Quote the whole listing verbatim.

[Stored data entries]

--

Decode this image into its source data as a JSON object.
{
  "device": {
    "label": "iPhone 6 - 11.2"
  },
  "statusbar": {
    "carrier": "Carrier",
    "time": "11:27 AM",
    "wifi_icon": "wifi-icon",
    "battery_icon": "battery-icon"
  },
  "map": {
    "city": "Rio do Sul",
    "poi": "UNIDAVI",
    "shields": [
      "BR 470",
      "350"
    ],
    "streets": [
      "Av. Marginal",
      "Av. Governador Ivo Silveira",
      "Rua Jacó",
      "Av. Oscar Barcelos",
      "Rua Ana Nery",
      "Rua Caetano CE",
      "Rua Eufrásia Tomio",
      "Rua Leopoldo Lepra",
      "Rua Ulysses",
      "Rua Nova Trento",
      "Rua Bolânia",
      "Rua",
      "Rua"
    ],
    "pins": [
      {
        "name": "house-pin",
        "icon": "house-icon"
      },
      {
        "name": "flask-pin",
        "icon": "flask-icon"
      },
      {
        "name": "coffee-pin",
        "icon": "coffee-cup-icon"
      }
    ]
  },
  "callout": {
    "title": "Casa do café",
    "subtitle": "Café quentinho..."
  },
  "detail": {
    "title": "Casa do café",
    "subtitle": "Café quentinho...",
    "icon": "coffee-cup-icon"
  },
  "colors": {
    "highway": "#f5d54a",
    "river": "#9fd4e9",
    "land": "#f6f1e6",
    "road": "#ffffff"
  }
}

--

RESULT OF THIS EXERCISE:
Decode this image into its source data as a JSON object.
{
  "device": {
    "label": "iPhone 6 - 11.2"
  },
  "statusbar": {
    "carrier": "Carrier",
    "time": "11:27 AM",
    "wifi_icon": "wifi-icon",
    "battery_icon": "battery-icon"
  },
  "map": {
    "city": "Rio do Sul",
    "poi": "UNIDAVI",
    "shields": [
      "BR 470",
      "350"
    ],
    "streets": [
      "Av. Marginal",
      "Av. Governador Ivo Silveira",
      "Rua Jacó",
      "Av. Oscar Barcelos",
      "Rua Ana Nery",
      "Rua Caetano CE",
      "Rua Eufrásia Tomio",
      "Rua Leopoldo Lepra",
      "Rua Ulysses",
      "Rua Nova Trento",
      "Rua Bolânia",
      "Rua",
      "Rua"
    ],
    "pins": [
      {
        "name": "house-pin",
        "icon": "house-icon"
      },
      {
        "name": "flask-pin",
        "icon": "flask-icon"
      },
      {
        "name": "coffee-pin",
        "icon": "coffee-cup-icon"
      }
    ]
  },
  "callout": {
    "title": "Casa do café",
    "subtitle": "Café quentinho..."
  },
  "detail": {
    "title": "Casa do café",
    "subtitle": "Café quentinho...",
    "icon": "coffee-cup-icon"
  },
  "colors": {
    "highway": "#f5d54a",
    "river": "#9fd4e9",
    "land": "#f6f1e6",
    "road": "#ffffff"
  }
}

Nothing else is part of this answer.